## Stated goal
Copy the listing below word for word, from its first line up to and including the line that contains "price-axis: 5.538 5.09". Stop after that line.

## Material shown
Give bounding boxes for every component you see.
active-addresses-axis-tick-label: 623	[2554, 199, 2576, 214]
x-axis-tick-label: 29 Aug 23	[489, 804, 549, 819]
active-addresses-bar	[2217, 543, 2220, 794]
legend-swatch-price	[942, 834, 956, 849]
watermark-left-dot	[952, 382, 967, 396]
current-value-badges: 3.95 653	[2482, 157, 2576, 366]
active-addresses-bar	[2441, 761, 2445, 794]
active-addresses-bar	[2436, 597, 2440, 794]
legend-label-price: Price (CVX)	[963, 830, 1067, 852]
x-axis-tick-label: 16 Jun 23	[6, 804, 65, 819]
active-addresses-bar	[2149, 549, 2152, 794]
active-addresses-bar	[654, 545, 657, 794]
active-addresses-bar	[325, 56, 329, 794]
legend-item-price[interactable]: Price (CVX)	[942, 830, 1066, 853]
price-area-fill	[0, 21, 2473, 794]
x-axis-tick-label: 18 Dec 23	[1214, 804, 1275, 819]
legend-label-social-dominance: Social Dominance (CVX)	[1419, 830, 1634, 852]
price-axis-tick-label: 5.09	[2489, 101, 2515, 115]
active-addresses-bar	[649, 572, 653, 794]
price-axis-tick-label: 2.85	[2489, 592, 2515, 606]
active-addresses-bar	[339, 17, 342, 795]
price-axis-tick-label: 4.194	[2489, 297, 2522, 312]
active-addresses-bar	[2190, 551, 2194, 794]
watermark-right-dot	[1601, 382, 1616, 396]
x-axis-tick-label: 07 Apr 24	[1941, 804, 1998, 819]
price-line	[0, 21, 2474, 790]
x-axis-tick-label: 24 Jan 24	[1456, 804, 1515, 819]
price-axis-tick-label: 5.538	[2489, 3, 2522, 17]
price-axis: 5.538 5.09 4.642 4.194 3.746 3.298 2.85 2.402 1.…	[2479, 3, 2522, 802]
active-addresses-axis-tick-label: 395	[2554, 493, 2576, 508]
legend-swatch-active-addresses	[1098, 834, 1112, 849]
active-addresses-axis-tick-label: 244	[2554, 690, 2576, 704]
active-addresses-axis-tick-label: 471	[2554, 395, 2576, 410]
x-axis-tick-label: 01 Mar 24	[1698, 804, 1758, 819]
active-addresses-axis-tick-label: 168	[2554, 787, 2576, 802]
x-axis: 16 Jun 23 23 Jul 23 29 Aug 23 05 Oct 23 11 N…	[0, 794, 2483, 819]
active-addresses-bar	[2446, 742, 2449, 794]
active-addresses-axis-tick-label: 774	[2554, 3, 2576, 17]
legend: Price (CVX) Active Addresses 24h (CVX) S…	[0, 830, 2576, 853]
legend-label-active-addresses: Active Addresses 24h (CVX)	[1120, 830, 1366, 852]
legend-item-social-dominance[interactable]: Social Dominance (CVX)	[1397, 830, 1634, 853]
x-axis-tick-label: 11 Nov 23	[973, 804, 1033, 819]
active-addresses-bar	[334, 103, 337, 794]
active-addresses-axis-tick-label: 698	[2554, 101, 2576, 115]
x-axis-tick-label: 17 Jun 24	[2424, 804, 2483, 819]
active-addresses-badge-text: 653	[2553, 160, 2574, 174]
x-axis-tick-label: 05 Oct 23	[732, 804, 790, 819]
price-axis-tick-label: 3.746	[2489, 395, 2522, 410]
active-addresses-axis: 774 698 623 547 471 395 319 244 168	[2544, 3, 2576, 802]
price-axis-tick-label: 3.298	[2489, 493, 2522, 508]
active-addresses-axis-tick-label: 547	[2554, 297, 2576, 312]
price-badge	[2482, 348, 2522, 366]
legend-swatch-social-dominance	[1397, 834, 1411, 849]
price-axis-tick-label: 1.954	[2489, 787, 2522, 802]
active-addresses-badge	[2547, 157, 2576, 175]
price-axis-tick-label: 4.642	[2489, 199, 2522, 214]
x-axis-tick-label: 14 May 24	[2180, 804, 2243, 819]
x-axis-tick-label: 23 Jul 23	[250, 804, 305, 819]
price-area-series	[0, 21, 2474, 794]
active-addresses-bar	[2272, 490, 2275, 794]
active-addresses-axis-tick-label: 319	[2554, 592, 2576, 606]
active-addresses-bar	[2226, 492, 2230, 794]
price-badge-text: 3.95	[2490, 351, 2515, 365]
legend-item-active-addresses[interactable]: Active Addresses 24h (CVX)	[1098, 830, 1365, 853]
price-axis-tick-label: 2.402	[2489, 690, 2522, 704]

## Finished exercise
Give bounding boxes for every component you see.
active-addresses-axis-tick-label: 623	[2554, 199, 2576, 214]
x-axis-tick-label: 29 Aug 23	[489, 804, 549, 819]
active-addresses-bar	[2217, 543, 2220, 794]
legend-swatch-price	[942, 834, 956, 849]
watermark-left-dot	[952, 382, 967, 396]
current-value-badges: 3.95 653	[2482, 157, 2576, 366]
active-addresses-bar	[2441, 761, 2445, 794]
active-addresses-bar	[2436, 597, 2440, 794]
legend-label-price: Price (CVX)	[963, 830, 1067, 852]
x-axis-tick-label: 16 Jun 23	[6, 804, 65, 819]
active-addresses-bar	[2149, 549, 2152, 794]
active-addresses-bar	[654, 545, 657, 794]
active-addresses-bar	[325, 56, 329, 794]
legend-item-price[interactable]: Price (CVX)	[942, 830, 1066, 853]
price-area-fill	[0, 21, 2473, 794]
x-axis-tick-label: 18 Dec 23	[1214, 804, 1275, 819]
legend-label-social-dominance: Social Dominance (CVX)	[1419, 830, 1634, 852]
price-axis-tick-label: 5.09	[2489, 101, 2515, 115]
active-addresses-bar	[649, 572, 653, 794]
price-axis-tick-label: 2.85	[2489, 592, 2515, 606]
active-addresses-bar	[339, 17, 342, 795]
price-axis-tick-label: 4.194	[2489, 297, 2522, 312]
active-addresses-bar	[2190, 551, 2194, 794]
watermark-right-dot	[1601, 382, 1616, 396]
x-axis-tick-label: 07 Apr 24	[1941, 804, 1998, 819]
price-line	[0, 21, 2474, 790]
x-axis-tick-label: 24 Jan 24	[1456, 804, 1515, 819]
price-axis-tick-label: 5.538	[2489, 3, 2522, 17]
price-axis: 5.538 5.09 4.642 4.194 3.746 3.298 2.85 2.402 1.…	[2479, 3, 2522, 802]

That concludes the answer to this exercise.